* **Set task**
Scan the listing below and copy every line holding "Москва".

[Records excerpted from a collection]
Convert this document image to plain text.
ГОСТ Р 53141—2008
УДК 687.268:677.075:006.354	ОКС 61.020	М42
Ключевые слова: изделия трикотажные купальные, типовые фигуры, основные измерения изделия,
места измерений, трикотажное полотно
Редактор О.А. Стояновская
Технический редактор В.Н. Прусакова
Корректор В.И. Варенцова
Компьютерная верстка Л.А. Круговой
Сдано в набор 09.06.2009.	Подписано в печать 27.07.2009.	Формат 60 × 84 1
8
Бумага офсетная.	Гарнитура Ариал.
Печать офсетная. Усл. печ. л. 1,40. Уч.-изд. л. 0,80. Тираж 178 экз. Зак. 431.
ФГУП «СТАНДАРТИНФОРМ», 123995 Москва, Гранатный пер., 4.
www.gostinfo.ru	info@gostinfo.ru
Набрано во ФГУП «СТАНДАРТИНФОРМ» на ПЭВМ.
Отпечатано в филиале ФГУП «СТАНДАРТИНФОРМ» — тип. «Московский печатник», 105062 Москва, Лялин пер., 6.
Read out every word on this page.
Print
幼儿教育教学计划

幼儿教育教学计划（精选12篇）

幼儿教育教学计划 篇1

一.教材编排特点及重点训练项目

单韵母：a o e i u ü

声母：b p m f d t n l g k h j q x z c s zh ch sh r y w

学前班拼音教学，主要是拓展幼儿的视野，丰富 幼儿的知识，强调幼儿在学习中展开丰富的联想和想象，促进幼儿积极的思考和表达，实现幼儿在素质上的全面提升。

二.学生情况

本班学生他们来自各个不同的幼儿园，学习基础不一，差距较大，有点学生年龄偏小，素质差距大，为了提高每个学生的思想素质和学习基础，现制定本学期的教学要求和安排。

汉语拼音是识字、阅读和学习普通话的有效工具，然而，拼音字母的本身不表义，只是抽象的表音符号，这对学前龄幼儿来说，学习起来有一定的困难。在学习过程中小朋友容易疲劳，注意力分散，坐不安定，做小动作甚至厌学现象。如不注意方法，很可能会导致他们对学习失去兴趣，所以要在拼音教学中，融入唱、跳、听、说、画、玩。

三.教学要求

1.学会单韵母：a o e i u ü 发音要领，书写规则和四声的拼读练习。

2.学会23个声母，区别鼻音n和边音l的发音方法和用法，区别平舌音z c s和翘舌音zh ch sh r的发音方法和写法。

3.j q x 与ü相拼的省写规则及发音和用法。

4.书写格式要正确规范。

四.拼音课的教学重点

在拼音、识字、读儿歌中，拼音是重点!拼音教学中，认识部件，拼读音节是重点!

* **Exercise answer**
ФГУП «СТАНДАРТИНФОРМ», 123995 Москва, Гранатный пер., 4.
Отпечатано в филиале ФГУП «СТАНДАРТИНФОРМ» — тип. «Московский печатник», 105062 Москва, Лялин пер., 6.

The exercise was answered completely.